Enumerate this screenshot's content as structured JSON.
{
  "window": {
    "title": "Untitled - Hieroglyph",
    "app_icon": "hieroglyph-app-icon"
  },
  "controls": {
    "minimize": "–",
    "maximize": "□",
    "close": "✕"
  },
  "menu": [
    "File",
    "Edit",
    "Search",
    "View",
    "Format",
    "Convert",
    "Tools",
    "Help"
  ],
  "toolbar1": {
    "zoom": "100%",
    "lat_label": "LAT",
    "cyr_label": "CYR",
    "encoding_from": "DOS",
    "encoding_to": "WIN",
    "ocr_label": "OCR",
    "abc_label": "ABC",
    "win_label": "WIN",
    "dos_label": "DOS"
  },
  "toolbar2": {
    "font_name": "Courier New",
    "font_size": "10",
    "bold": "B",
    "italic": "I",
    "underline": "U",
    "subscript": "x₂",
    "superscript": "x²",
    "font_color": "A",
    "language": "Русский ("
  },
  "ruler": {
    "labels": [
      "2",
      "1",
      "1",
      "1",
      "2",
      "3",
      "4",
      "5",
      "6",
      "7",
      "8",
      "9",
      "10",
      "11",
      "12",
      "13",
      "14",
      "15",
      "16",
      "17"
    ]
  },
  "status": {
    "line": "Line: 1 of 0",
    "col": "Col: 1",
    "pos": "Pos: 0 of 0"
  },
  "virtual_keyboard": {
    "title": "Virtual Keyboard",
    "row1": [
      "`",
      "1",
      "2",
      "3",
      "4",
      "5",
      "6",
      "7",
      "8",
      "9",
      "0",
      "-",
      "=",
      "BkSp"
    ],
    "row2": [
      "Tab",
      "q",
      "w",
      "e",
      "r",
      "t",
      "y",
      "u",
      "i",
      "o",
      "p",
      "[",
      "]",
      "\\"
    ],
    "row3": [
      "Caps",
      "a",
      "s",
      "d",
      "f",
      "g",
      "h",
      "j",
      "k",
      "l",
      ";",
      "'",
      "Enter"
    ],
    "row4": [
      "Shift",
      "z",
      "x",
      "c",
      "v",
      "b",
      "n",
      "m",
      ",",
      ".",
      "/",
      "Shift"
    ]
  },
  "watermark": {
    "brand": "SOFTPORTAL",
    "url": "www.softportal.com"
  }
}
::::
Your task: Transcribe the data above in full, exactly.

Exercise result:
Enumerate this screenshot's content as structured JSON.
{
  "window": {
    "title": "Untitled - Hieroglyph",
    "app_icon": "hieroglyph-app-icon"
  },
  "controls": {
    "minimize": "–",
    "maximize": "□",
    "close": "✕"
  },
  "menu": [
    "File",
    "Edit",
    "Search",
    "View",
    "Format",
    "Convert",
    "Tools",
    "Help"
  ],
  "toolbar1": {
    "zoom": "100%",
    "lat_label": "LAT",
    "cyr_label": "CYR",
    "encoding_from": "DOS",
    "encoding_to": "WIN",
    "ocr_label": "OCR",
    "abc_label": "ABC",
    "win_label": "WIN",
    "dos_label": "DOS"
  },
  "toolbar2": {
    "font_name": "Courier New",
    "font_size": "10",
    "bold": "B",
    "italic": "I",
    "underline": "U",
    "subscript": "x₂",
    "superscript": "x²",
    "font_color": "A",
    "language": "Русский ("
  },
  "ruler": {
    "labels": [
      "2",
      "1",
      "1",
      "1",
      "2",
      "3",
      "4",
      "5",
      "6",
      "7",
      "8",
      "9",
      "10",
      "11",
      "12",
      "13",
      "14",
      "15",
      "16",
      "17"
    ]
  },
  "status": {
    "line": "Line: 1 of 0",
    "col": "Col: 1",
    "pos": "Pos: 0 of 0"
  },
  "virtual_keyboard": {
    "title": "Virtual Keyboard",
    "row1": [
      "`",
      "1",
      "2",
      "3",
      "4",
      "5",
      "6",
      "7",
      "8",
      "9",
      "0",
      "-",
      "=",
      "BkSp"
    ],
    "row2": [
      "Tab",
      "q",
      "w",
      "e",
      "r",
      "t",
      "y",
      "u",
      "i",
      "o",
      "p",
      "[",
      "]",
      "\\"
    ],
    "row3": [
      "Caps",
      "a",
      "s",
      "d",
      "f",
      "g",
      "h",
      "j",
      "k",
      "l",
      ";",
      "'",
      "Enter"
    ],
    "row4": [
      "Shift",
      "z",
      "x",
      "c",
      "v",
      "b",
      "n",
      "m",
      ",",
      ".",
      "/",
      "Shift"
    ]
  },
  "watermark": {
    "brand": "SOFTPORTAL",
    "url": "www.softportal.com"
  }
}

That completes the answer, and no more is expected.